(SUPPLIED DATA)

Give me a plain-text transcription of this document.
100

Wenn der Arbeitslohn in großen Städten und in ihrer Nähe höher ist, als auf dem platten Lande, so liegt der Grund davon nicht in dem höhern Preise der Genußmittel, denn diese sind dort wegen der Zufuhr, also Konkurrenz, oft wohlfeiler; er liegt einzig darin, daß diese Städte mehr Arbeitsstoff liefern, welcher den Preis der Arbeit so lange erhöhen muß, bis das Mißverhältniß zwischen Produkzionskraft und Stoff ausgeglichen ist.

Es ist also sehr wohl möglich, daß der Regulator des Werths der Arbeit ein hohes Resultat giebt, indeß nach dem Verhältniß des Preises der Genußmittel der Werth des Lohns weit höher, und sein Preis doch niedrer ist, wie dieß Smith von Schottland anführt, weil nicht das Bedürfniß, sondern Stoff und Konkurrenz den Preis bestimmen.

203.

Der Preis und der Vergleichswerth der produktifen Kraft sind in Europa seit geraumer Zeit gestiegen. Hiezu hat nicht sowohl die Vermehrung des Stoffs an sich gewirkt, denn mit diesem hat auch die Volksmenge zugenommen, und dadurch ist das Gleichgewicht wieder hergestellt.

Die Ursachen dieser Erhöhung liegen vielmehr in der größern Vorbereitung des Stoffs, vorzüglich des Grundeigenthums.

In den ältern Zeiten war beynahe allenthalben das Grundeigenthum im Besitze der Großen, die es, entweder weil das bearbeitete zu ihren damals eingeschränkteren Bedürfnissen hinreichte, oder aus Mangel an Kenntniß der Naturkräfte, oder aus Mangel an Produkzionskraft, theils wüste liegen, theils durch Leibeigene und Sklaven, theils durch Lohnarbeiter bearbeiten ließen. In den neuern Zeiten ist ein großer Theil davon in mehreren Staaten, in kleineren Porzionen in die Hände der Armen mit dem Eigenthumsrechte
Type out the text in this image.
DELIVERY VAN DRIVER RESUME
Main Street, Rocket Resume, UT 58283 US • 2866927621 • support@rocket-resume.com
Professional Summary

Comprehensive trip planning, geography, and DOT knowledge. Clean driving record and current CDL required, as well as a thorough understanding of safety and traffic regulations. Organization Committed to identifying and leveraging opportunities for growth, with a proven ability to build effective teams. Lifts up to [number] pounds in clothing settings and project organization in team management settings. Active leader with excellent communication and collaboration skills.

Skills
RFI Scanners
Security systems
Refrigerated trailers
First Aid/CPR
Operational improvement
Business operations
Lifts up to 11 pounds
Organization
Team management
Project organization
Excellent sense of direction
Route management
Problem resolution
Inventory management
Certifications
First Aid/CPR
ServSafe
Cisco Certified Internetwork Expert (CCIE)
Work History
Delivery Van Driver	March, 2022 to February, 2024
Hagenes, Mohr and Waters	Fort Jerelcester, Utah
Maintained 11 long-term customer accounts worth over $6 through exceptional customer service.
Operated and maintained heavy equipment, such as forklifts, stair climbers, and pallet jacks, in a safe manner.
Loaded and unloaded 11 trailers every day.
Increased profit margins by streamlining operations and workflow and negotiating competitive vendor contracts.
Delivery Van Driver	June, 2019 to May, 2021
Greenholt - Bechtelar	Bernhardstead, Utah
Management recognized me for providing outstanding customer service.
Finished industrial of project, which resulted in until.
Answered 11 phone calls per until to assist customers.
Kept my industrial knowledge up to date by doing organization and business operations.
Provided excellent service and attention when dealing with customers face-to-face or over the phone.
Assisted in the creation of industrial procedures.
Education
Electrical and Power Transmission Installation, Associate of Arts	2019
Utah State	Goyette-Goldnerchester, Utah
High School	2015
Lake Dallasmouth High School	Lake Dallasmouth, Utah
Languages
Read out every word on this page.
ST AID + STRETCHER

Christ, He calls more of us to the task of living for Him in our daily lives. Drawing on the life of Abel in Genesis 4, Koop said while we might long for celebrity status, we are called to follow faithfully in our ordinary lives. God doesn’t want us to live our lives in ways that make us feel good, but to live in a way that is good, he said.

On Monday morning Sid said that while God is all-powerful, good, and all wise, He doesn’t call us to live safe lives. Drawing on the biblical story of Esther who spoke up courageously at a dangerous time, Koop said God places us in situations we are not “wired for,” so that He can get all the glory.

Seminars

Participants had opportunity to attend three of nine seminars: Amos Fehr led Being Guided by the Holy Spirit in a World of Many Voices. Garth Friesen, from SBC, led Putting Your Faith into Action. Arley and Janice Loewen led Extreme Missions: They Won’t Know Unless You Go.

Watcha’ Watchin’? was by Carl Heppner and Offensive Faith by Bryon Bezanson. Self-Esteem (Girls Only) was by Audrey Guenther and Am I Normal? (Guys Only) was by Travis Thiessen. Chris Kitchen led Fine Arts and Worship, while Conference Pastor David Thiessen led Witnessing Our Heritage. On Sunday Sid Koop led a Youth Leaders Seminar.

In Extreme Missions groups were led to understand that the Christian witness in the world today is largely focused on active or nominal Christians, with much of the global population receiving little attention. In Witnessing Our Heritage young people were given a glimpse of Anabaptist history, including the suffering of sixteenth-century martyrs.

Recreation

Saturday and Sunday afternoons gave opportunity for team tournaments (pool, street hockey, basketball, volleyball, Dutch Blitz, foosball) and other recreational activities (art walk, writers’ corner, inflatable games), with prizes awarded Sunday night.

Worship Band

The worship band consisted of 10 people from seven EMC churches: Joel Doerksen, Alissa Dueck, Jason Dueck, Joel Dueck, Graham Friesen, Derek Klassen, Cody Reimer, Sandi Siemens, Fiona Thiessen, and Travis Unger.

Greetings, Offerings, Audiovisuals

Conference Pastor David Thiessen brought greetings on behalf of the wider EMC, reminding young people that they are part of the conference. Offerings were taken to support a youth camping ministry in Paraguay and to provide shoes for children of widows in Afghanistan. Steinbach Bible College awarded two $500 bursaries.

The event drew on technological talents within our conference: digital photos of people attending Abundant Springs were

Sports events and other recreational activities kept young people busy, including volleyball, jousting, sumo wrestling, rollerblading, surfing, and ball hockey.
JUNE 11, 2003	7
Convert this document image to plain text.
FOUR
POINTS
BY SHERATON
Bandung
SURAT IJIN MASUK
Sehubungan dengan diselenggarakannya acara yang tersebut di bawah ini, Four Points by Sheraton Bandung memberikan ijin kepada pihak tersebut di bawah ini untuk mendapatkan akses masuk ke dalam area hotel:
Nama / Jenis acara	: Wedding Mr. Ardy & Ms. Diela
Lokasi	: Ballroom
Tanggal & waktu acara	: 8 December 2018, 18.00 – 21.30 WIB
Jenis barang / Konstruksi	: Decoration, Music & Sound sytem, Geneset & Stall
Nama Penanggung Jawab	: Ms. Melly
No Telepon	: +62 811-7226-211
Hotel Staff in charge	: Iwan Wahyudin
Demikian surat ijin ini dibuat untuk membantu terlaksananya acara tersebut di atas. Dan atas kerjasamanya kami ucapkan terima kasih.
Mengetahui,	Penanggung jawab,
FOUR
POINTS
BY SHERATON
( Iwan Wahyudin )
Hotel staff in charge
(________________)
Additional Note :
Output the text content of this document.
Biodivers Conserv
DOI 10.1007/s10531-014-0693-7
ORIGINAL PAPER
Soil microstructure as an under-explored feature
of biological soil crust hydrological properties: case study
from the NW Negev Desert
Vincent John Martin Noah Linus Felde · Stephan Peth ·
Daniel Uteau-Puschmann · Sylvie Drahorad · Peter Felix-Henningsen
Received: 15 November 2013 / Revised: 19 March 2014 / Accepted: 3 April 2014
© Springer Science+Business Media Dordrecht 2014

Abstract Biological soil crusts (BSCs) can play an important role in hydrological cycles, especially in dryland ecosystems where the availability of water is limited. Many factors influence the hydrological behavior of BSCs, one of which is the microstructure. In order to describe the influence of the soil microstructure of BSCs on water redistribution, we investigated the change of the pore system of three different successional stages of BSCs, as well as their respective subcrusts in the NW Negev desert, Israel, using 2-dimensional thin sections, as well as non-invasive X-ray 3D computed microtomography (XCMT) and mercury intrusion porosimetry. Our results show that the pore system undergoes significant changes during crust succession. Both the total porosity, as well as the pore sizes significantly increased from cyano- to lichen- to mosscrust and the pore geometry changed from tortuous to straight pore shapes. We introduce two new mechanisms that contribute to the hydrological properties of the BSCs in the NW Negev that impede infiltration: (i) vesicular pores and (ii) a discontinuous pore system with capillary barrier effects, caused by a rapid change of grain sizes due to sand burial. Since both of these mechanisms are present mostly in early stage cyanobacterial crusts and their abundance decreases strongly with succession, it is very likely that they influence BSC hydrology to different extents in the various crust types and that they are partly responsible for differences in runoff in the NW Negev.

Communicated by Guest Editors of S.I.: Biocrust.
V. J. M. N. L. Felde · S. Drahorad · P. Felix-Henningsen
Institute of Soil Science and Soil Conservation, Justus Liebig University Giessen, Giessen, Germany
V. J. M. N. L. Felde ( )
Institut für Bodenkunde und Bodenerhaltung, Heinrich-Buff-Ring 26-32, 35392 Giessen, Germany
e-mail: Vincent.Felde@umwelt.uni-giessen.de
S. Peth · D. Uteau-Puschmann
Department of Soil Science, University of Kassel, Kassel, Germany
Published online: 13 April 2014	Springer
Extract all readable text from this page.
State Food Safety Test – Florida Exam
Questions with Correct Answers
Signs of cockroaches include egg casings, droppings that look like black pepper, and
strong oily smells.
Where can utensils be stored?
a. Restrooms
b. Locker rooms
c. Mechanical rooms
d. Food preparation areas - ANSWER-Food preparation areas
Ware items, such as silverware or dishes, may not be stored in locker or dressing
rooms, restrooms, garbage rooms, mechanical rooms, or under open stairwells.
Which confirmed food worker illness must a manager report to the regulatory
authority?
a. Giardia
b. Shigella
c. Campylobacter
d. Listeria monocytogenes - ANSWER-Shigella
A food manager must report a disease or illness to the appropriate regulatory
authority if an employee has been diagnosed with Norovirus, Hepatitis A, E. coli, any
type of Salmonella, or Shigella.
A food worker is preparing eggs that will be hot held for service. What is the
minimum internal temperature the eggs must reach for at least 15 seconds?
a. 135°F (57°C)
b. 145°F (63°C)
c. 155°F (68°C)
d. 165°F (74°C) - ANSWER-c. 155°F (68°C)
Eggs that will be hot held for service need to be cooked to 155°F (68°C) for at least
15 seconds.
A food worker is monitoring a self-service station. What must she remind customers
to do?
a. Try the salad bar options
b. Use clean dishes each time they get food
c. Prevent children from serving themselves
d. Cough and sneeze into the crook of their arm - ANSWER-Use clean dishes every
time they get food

(End SUPPLIED DATA)

Copy every line where the word "industrial" is present in the entries above.

EXERCISE RESPONSE -
Finished industrial of project, which resulted in until.
Kept my industrial knowledge up to date by doing organization and business operations.
Assisted in the creation of industrial procedures.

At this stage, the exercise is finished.